Return only the count of lines in which the word "html" appears.

=== DATA ===

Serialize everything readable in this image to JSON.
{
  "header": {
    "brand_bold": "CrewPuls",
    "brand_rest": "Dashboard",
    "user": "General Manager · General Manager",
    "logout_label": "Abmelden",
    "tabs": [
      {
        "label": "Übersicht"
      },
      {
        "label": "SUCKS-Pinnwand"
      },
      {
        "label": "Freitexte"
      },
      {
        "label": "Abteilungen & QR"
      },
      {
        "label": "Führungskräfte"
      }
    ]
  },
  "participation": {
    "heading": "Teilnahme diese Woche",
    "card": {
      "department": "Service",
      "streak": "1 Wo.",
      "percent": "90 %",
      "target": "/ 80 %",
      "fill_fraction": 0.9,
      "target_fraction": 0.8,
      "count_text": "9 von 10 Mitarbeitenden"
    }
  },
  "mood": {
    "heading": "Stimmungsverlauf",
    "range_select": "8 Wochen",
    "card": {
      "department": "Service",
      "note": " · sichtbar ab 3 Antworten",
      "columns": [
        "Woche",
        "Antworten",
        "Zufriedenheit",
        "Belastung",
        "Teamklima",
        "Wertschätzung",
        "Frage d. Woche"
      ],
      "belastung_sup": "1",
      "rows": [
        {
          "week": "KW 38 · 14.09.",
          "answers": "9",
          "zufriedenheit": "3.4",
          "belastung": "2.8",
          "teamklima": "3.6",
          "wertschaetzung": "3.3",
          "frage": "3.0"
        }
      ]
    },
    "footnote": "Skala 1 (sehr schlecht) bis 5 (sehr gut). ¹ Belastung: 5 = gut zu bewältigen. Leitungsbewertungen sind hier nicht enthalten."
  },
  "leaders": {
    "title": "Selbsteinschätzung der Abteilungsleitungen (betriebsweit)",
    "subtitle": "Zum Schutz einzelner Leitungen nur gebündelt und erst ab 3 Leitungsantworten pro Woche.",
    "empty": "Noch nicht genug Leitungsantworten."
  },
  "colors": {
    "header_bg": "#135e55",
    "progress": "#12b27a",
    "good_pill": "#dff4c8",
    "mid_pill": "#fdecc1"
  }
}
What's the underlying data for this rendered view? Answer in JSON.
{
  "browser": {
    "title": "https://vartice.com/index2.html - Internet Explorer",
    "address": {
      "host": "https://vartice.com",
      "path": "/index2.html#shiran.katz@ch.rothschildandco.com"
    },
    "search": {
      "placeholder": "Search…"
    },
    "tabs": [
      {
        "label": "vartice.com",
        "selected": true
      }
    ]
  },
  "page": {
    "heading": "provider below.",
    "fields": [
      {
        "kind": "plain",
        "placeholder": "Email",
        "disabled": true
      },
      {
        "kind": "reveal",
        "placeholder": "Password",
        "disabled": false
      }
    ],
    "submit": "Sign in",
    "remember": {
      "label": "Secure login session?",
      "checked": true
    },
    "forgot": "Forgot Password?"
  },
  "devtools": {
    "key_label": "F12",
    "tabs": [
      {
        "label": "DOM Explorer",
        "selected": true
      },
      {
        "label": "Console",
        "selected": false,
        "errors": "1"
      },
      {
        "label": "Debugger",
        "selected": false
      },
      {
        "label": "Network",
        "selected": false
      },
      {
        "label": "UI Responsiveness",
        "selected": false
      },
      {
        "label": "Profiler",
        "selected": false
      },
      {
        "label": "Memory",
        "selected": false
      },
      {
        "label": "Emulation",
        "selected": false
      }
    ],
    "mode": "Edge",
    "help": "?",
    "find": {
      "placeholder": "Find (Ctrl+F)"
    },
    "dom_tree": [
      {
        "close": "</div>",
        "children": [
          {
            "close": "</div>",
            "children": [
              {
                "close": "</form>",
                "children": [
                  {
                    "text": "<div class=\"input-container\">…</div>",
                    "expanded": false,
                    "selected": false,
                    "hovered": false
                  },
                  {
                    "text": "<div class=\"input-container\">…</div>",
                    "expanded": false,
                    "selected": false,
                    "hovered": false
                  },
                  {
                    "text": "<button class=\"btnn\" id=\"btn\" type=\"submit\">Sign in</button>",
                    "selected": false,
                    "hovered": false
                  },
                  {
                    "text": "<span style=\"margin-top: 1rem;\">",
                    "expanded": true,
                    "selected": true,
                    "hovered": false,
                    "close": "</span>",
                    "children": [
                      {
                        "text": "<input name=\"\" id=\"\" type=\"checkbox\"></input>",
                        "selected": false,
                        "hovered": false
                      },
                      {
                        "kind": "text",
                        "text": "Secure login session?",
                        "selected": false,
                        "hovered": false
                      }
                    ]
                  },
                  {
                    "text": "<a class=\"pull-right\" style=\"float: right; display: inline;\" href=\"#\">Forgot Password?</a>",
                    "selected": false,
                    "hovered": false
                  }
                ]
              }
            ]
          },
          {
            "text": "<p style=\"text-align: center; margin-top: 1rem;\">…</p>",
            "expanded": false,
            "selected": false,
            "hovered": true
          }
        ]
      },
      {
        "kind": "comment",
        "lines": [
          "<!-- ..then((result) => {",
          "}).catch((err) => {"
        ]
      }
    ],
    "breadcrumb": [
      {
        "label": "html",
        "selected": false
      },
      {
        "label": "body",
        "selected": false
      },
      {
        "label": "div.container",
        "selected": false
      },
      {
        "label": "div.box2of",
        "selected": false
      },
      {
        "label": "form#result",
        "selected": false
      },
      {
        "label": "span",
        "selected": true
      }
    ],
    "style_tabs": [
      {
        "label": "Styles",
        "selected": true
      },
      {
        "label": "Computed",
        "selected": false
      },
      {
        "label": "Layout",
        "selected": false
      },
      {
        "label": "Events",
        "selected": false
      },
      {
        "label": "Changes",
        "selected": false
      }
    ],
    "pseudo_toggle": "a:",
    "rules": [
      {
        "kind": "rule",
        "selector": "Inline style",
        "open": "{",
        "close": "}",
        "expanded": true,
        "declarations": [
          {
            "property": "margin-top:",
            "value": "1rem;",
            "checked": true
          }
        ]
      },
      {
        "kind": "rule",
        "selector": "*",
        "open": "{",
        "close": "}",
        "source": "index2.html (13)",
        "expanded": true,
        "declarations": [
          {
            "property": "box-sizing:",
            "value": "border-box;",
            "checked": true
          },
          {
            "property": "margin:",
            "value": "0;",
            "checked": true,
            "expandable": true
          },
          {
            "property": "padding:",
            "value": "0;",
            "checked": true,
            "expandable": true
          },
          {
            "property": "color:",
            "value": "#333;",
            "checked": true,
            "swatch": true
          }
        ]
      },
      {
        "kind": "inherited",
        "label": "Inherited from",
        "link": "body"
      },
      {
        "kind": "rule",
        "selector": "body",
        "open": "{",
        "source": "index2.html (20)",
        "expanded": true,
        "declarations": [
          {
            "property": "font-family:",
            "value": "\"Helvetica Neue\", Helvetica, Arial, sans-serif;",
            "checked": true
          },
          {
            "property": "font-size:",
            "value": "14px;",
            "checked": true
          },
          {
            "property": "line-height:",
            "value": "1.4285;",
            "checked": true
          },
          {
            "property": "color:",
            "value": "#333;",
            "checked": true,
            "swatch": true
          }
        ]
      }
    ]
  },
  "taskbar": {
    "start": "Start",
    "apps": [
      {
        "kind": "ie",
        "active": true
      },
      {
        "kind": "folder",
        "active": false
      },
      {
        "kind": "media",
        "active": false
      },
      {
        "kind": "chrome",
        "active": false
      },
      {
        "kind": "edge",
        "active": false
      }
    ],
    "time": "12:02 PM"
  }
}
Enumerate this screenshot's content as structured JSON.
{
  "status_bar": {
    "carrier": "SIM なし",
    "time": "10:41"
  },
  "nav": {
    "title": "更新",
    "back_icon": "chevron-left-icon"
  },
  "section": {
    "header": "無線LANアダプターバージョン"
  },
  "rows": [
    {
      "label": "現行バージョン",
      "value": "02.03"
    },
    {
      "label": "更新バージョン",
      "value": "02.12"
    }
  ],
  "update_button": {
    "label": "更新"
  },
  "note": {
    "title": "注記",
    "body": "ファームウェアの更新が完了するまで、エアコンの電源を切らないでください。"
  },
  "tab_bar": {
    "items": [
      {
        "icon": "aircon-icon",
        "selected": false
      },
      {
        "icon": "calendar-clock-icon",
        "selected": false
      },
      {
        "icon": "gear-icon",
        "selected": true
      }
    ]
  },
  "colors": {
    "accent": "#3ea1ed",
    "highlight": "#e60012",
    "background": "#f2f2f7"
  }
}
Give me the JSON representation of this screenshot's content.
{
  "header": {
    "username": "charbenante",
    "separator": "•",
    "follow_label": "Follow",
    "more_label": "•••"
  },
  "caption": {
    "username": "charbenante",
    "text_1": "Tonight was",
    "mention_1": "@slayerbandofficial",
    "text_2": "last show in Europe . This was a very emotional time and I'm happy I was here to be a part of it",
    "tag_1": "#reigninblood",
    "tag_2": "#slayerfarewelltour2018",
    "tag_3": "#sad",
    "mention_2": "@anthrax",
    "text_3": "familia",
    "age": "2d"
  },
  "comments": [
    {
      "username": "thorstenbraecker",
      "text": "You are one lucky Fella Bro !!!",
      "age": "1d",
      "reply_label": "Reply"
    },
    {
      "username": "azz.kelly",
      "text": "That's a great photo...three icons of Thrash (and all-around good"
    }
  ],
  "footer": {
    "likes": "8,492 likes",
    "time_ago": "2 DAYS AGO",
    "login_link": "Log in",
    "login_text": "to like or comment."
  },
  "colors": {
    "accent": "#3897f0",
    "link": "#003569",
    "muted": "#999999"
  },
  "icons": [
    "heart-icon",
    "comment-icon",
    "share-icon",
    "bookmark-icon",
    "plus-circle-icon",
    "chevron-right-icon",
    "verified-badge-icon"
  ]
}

===

> **RESPONSE BELOW**
5